╭──

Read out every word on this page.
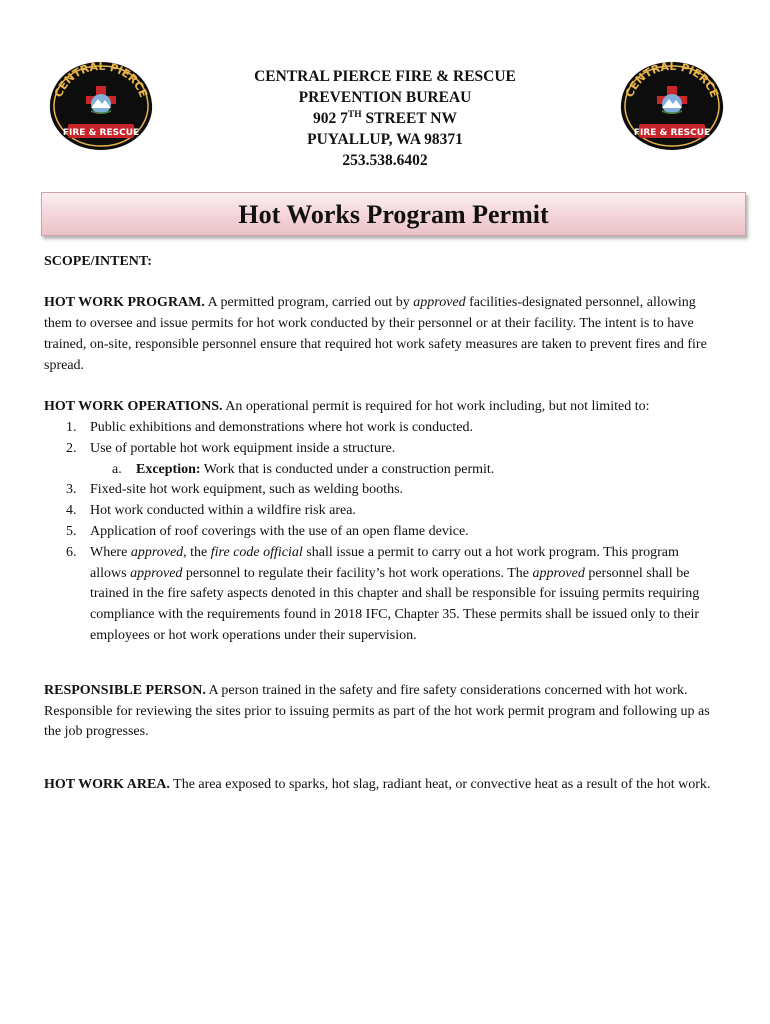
CENTRAL PIERCE
FIRE & RESCUE
CENTRAL PIERCE
FIRE & RESCUE
CENTRAL PIERCE FIRE & RESCUE
PREVENTION BUREAU
902 7TH STREET NW
PUYALLUP, WA 98371
253.538.6402
Hot Works Program Permit

SCOPE/INTENT:

HOT WORK PROGRAM. A permitted program, carried out by approved facilities-designated personnel, allowing them to oversee and issue permits for hot work conducted by their personnel or at their facility. The intent is to have trained, on-site, responsible personnel ensure that required hot work safety measures are taken to prevent fires and fire spread.

HOT WORK OPERATIONS. An operational permit is required for hot work including, but not limited to:

1. Public exhibitions and demonstrations where hot work is conducted.
2. Use of portable hot work equipment inside a structure.
a. Exception: Work that is conducted under a construction permit.
3. Fixed-site hot work equipment, such as welding booths.
4. Hot work conducted within a wildfire risk area.
5. Application of roof coverings with the use of an open flame device.
6. Where approved, the fire code official shall issue a permit to carry out a hot work program. This program allows approved personnel to regulate their facility’s hot work operations. The approved personnel shall be trained in the fire safety aspects denoted in this chapter and shall be responsible for issuing permits requiring compliance with the requirements found in 2018 IFC, Chapter 35. These permits shall be issued only to their employees or hot work operations under their supervision.

RESPONSIBLE PERSON. A person trained in the safety and fire safety considerations concerned with hot work. Responsible for reviewing the sites prior to issuing permits as part of the hot work permit program and following up as the job progresses.

HOT WORK AREA. The area exposed to sparks, hot slag, radiant heat, or convective heat as a result of the hot work.
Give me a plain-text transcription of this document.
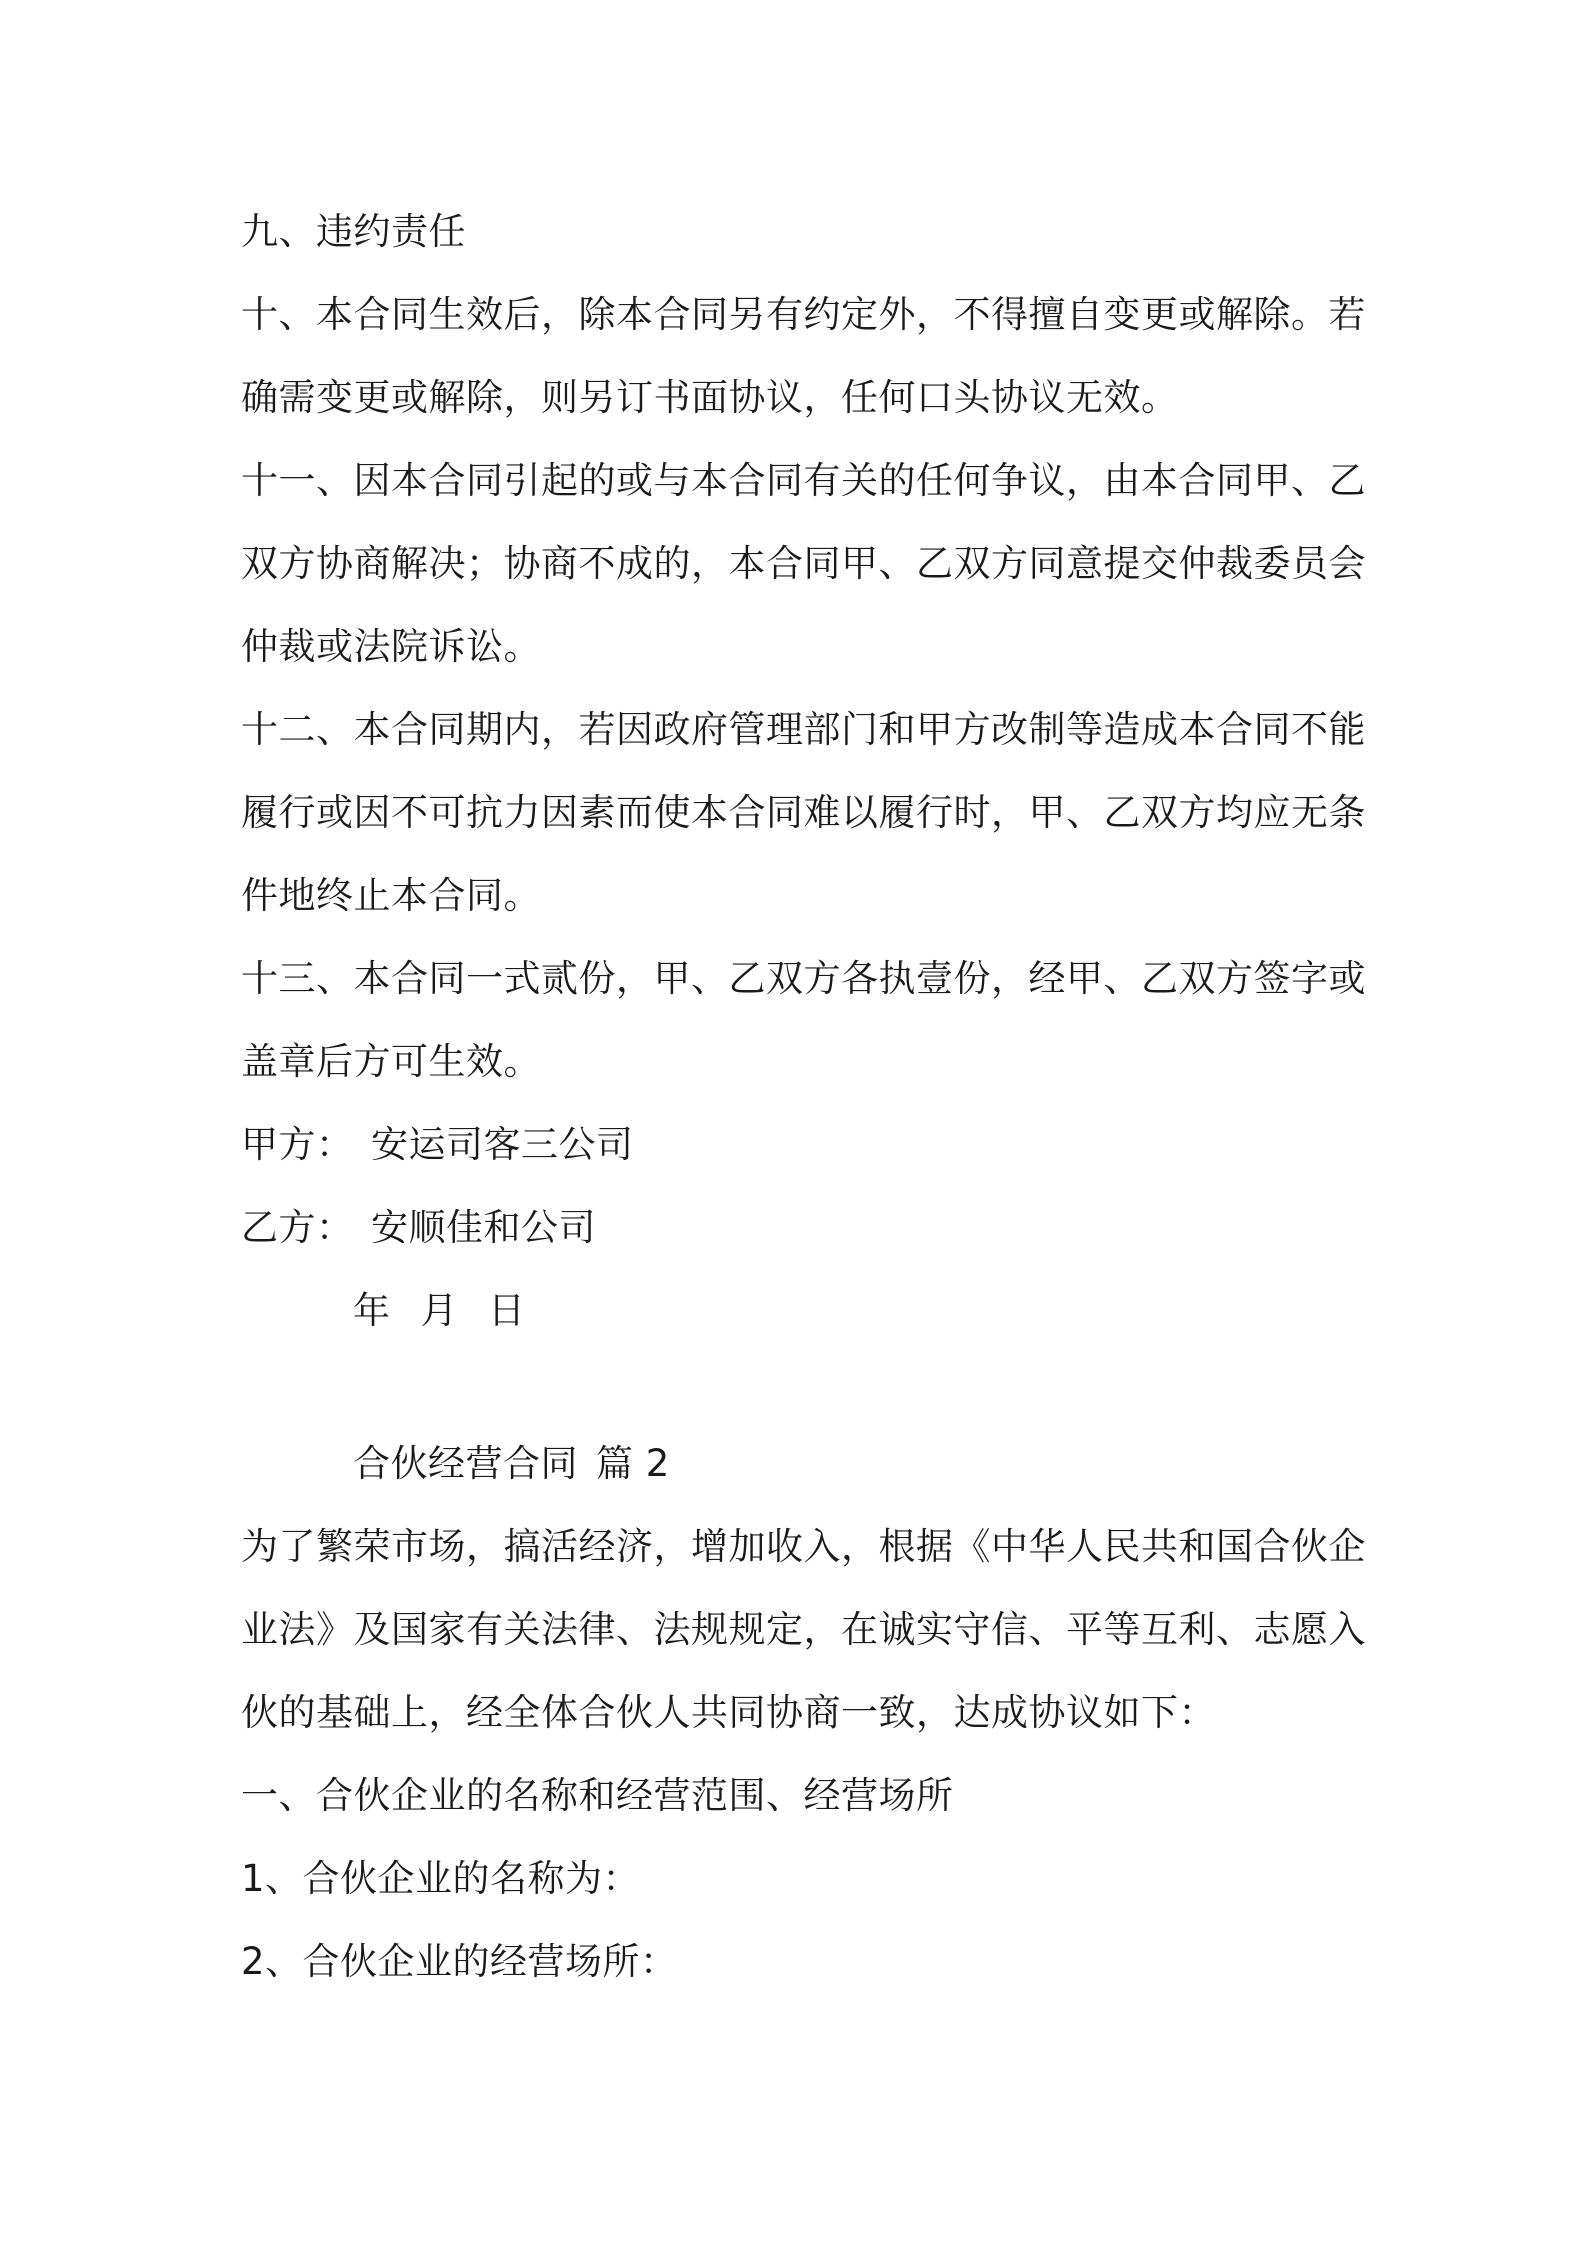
九、违约责任
十、本合同生效后，除本合同另有约定外，不得擅自变更或解除。若
确需变更或解除，则另订书面协议，任何口头协议无效。
十一、因本合同引起的或与本合同有关的任何争议，由本合同甲、乙
双方协商解决；协商不成的，本合同甲、乙双方同意提交仲裁委员会
仲裁或法院诉讼。
十二、本合同期内，若因政府管理部门和甲方改制等造成本合同不能
履行或因不可抗力因素而使本合同难以履行时，甲、乙双方均应无条
件地终止本合同。
十三、本合同一式贰份，甲、乙双方各执壹份，经甲、乙双方签字或
盖章后方可生效。
甲方： 安运司客三公司
乙方： 安顺佳和公司
年 月 日
合伙经营合同 篇 2
为了繁荣市场，搞活经济，增加收入，根据《中华人民共和国合伙企
业法》及国家有关法律、法规规定，在诚实守信、平等互利、志愿入
伙的基础上，经全体合伙人共同协商一致，达成协议如下：
一、合伙企业的名称和经营范围、经营场所
1、合伙企业的名称为：
2、合伙企业的经营场所：
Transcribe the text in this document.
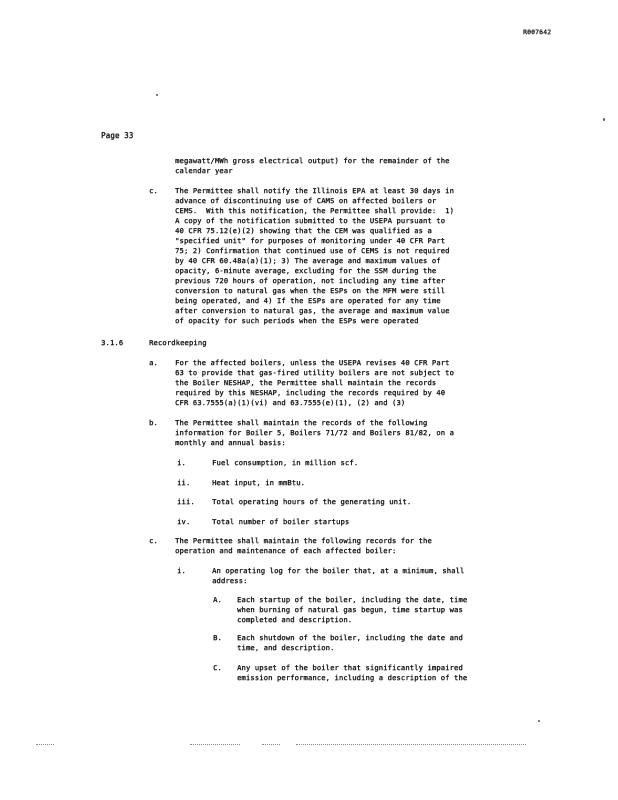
R007642
Page 33
megawatt/MWh gross electrical output) for the remainder of the
calendar year
c. The Permittee shall notify the Illinois EPA at least 30 days in
advance of discontinuing use of CAMS on affected boilers or
CEMS.  With this notification, the Permittee shall provide:  1)
A copy of the notification submitted to the USEPA pursuant to
40 CFR 75.12(e)(2) showing that the CEM was qualified as a
"specified unit" for purposes of monitoring under 40 CFR Part
75; 2) Confirmation that continued use of CEMS is not required
by 40 CFR 60.48a(a)(1); 3) The average and maximum values of
opacity, 6-minute average, excluding for the SSM during the
previous 720 hours of operation, not including any time after
conversion to natural gas when the ESPs on the MFM were still
being operated, and 4) If the ESPs are operated for any time
after conversion to natural gas, the average and maximum value
of opacity for such periods when the ESPs were operated
3.1.6	Recordkeeping
a. For the affected boilers, unless the USEPA revises 40 CFR Part
63 to provide that gas-fired utility boilers are not subject to
the Boiler NESHAP, the Permittee shall maintain the records
required by this NESHAP, including the records required by 40
CFR 63.7555(a)(1)(vi) and 63.7555(e)(1), (2) and (3)
b. The Permittee shall maintain the records of the following
information for Boiler 5, Boilers 71/72 and Boilers 81/82, on a
monthly and annual basis:
i.	Fuel consumption, in million scf.
ii.	Heat input, in mmBtu.
iii. Total operating hours of the generating unit.
iv.	Total number of boiler startups
c. The Permittee shall maintain the following records for the
operation and maintenance of each affected boiler:
i.	An operating log for the boiler that, at a minimum, shall
address:
A. Each startup of the boiler, including the date, time
when burning of natural gas begun, time startup was
completed and description.
B. Each shutdown of the boiler, including the date and
time, and description.
C. Any upset of the boiler that significantly impaired
emission performance, including a description of the
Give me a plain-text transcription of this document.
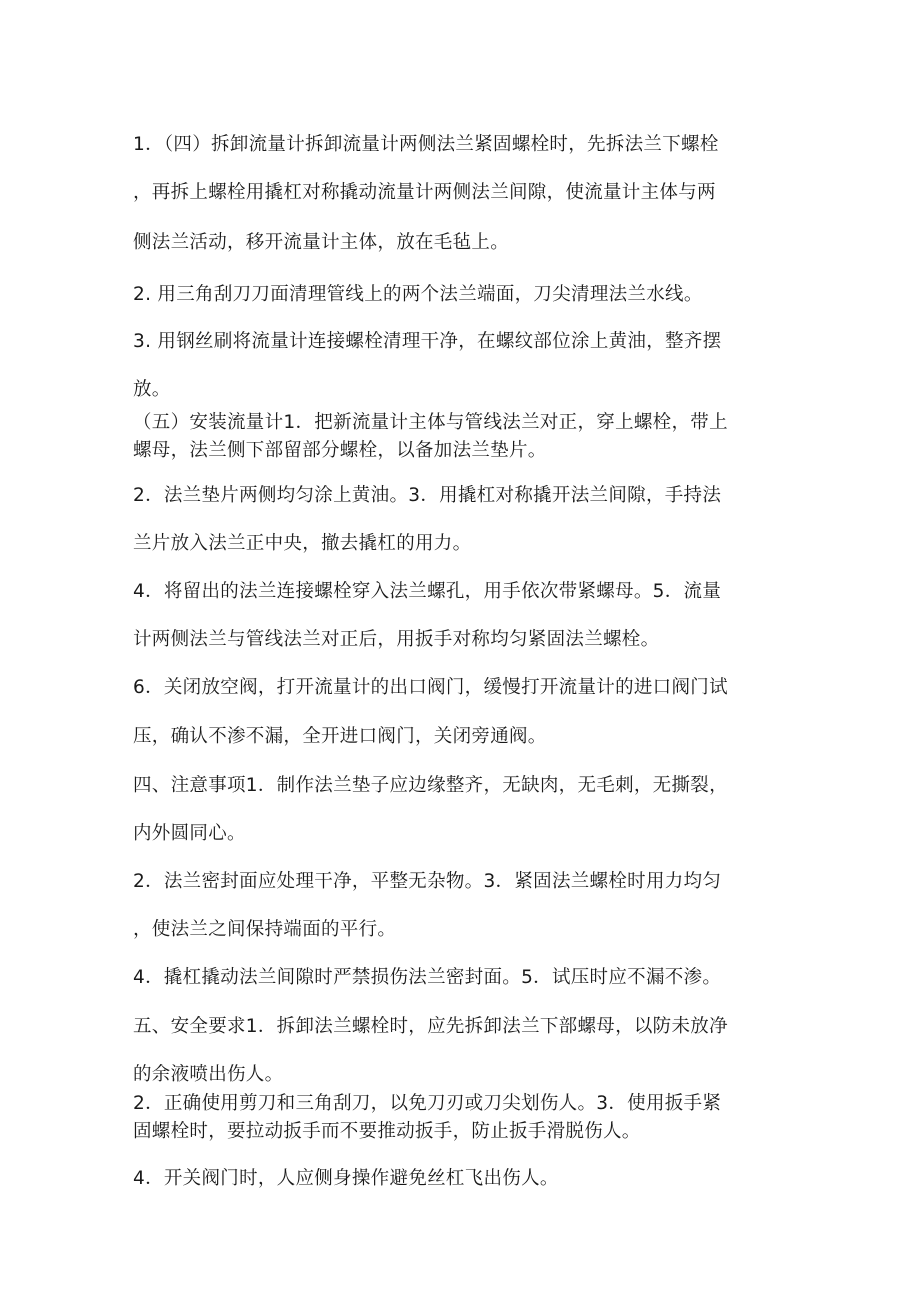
1．（四）拆卸流量计拆卸流量计两侧法兰紧固螺栓时，先拆法兰下螺栓
，再拆上螺栓用撬杠对称撬动流量计两侧法兰间隙，使流量计主体与两
侧法兰活动，移开流量计主体，放在毛毡上。
2. 用三角刮刀刀面清理管线上的两个法兰端面，刀尖清理法兰水线。
3. 用钢丝刷将流量计连接螺栓清理干净，在螺纹部位涂上黄油，整齐摆
放。
（五）安装流量计1．把新流量计主体与管线法兰对正，穿上螺栓，带上
螺母，法兰侧下部留部分螺栓，以备加法兰垫片。
2．法兰垫片两侧均匀涂上黄油。3．用撬杠对称撬开法兰间隙，手持法
兰片放入法兰正中央，撤去撬杠的用力。
4．将留出的法兰连接螺栓穿入法兰螺孔，用手依次带紧螺母。5．流量
计两侧法兰与管线法兰对正后，用扳手对称均匀紧固法兰螺栓。
6．关闭放空阀，打开流量计的出口阀门，缓慢打开流量计的进口阀门试
压，确认不渗不漏，全开进口阀门，关闭旁通阀。
四、注意事项1．制作法兰垫子应边缘整齐，无缺肉，无毛刺，无撕裂，
内外圆同心。
2．法兰密封面应处理干净，平整无杂物。3．紧固法兰螺栓时用力均匀
，使法兰之间保持端面的平行。
4．撬杠撬动法兰间隙时严禁损伤法兰密封面。5．试压时应不漏不渗。
五、安全要求1．拆卸法兰螺栓时，应先拆卸法兰下部螺母，以防未放净
的余液喷出伤人。
2．正确使用剪刀和三角刮刀，以免刀刃或刀尖划伤人。3．使用扳手紧
固螺栓时，要拉动扳手而不要推动扳手，防止扳手滑脱伤人。
4．开关阀门时，人应侧身操作避免丝杠飞出伤人。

╰──

Quote every record above exactly, leaving out any pictures.

Read out every word on this page.
CENTRAL PIERCE
FIRE & RESCUE
CENTRAL PIERCE
FIRE & RESCUE
CENTRAL PIERCE FIRE & RESCUE
PREVENTION BUREAU
902 7TH STREET NW
PUYALLUP, WA 98371
253.538.6402
Hot Works Program Permit

SCOPE/INTENT:

HOT WORK PROGRAM. A permitted program, carried out by approved facilities-designated personnel, allowing them to oversee and issue permits for hot work conducted by their personnel or at their facility. The intent is to have trained, on-site, responsible personnel ensure that required hot work safety measures are taken to prevent fires and fire spread.

HOT WORK OPERATIONS. An operational permit is required for hot work including, but not limited to:

1. Public exhibitions and demonstrations where hot work is conducted.
2. Use of portable hot work equipment inside a structure.
a. Exception: Work that is conducted under a construction permit.
3. Fixed-site hot work equipment, such as welding booths.
4. Hot work conducted within a wildfire risk area.
5. Application of roof coverings with the use of an open flame device.
6. Where approved, the fire code official shall issue a permit to carry out a hot work program. This program allows approved personnel to regulate their facility’s hot work operations. The approved personnel shall be trained in the fire safety aspects denoted in this chapter and shall be responsible for issuing permits requiring compliance with the requirements found in 2018 IFC, Chapter 35. These permits shall be issued only to their employees or hot work operations under their supervision.

RESPONSIBLE PERSON. A person trained in the safety and fire safety considerations concerned with hot work. Responsible for reviewing the sites prior to issuing permits as part of the hot work permit program and following up as the job progresses.

HOT WORK AREA. The area exposed to sparks, hot slag, radiant heat, or convective heat as a result of the hot work.
Give me a plain-text transcription of this document.
九、违约责任
十、本合同生效后，除本合同另有约定外，不得擅自变更或解除。若
确需变更或解除，则另订书面协议，任何口头协议无效。
十一、因本合同引起的或与本合同有关的任何争议，由本合同甲、乙
双方协商解决；协商不成的，本合同甲、乙双方同意提交仲裁委员会
仲裁或法院诉讼。
十二、本合同期内，若因政府管理部门和甲方改制等造成本合同不能
履行或因不可抗力因素而使本合同难以履行时，甲、乙双方均应无条
件地终止本合同。
十三、本合同一式贰份，甲、乙双方各执壹份，经甲、乙双方签字或
盖章后方可生效。
甲方： 安运司客三公司
乙方： 安顺佳和公司
年 月 日
合伙经营合同 篇 2
为了繁荣市场，搞活经济，增加收入，根据《中华人民共和国合伙企
业法》及国家有关法律、法规规定，在诚实守信、平等互利、志愿入
伙的基础上，经全体合伙人共同协商一致，达成协议如下：
一、合伙企业的名称和经营范围、经营场所
1、合伙企业的名称为：
2、合伙企业的经营场所：
Transcribe the text in this document.
R007642
Page 33
megawatt/MWh gross electrical output) for the remainder of the
calendar year
c. The Permittee shall notify the Illinois EPA at least 30 days in
advance of discontinuing use of CAMS on affected boilers or
CEMS.  With this notification, the Permittee shall provide:  1)
A copy of the notification submitted to the USEPA pursuant to
40 CFR 75.12(e)(2) showing that the CEM was qualified as a
"specified unit" for purposes of monitoring under 40 CFR Part
75; 2) Confirmation that continued use of CEMS is not required
by 40 CFR 60.48a(a)(1); 3) The average and maximum values of
opacity, 6-minute average, excluding for the SSM during the
previous 720 hours of operation, not including any time after
conversion to natural gas when the ESPs on the MFM were still
being operated, and 4) If the ESPs are operated for any time
after conversion to natural gas, the average and maximum value
of opacity for such periods when the ESPs were operated
3.1.6	Recordkeeping
a. For the affected boilers, unless the USEPA revises 40 CFR Part
63 to provide that gas-fired utility boilers are not subject to
the Boiler NESHAP, the Permittee shall maintain the records
required by this NESHAP, including the records required by 40
CFR 63.7555(a)(1)(vi) and 63.7555(e)(1), (2) and (3)
b. The Permittee shall maintain the records of the following
information for Boiler 5, Boilers 71/72 and Boilers 81/82, on a
monthly and annual basis:
i.	Fuel consumption, in million scf.
ii.	Heat input, in mmBtu.
iii. Total operating hours of the generating unit.
iv.	Total number of boiler startups
c. The Permittee shall maintain the following records for the
operation and maintenance of each affected boiler:
i.	An operating log for the boiler that, at a minimum, shall
address:
A. Each startup of the boiler, including the date, time
when burning of natural gas begun, time startup was
completed and description.
B. Each shutdown of the boiler, including the date and
time, and description.
C. Any upset of the boiler that significantly impaired
emission performance, including a description of the
Give me a plain-text transcription of this document.
1．（四）拆卸流量计拆卸流量计两侧法兰紧固螺栓时，先拆法兰下螺栓
，再拆上螺栓用撬杠对称撬动流量计两侧法兰间隙，使流量计主体与两
侧法兰活动，移开流量计主体，放在毛毡上。
2. 用三角刮刀刀面清理管线上的两个法兰端面，刀尖清理法兰水线。
3. 用钢丝刷将流量计连接螺栓清理干净，在螺纹部位涂上黄油，整齐摆
放。
（五）安装流量计1．把新流量计主体与管线法兰对正，穿上螺栓，带上
螺母，法兰侧下部留部分螺栓，以备加法兰垫片。
2．法兰垫片两侧均匀涂上黄油。3．用撬杠对称撬开法兰间隙，手持法
兰片放入法兰正中央，撤去撬杠的用力。
4．将留出的法兰连接螺栓穿入法兰螺孔，用手依次带紧螺母。5．流量
计两侧法兰与管线法兰对正后，用扳手对称均匀紧固法兰螺栓。
6．关闭放空阀，打开流量计的出口阀门，缓慢打开流量计的进口阀门试
压，确认不渗不漏，全开进口阀门，关闭旁通阀。
四、注意事项1．制作法兰垫子应边缘整齐，无缺肉，无毛刺，无撕裂，
内外圆同心。
2．法兰密封面应处理干净，平整无杂物。3．紧固法兰螺栓时用力均匀
，使法兰之间保持端面的平行。
4．撬杠撬动法兰间隙时严禁损伤法兰密封面。5．试压时应不漏不渗。
五、安全要求1．拆卸法兰螺栓时，应先拆卸法兰下部螺母，以防未放净
的余液喷出伤人。
2．正确使用剪刀和三角刮刀，以免刀刃或刀尖划伤人。3．使用扳手紧
固螺栓时，要拉动扳手而不要推动扳手，防止扳手滑脱伤人。
4．开关阀门时，人应侧身操作避免丝杠飞出伤人。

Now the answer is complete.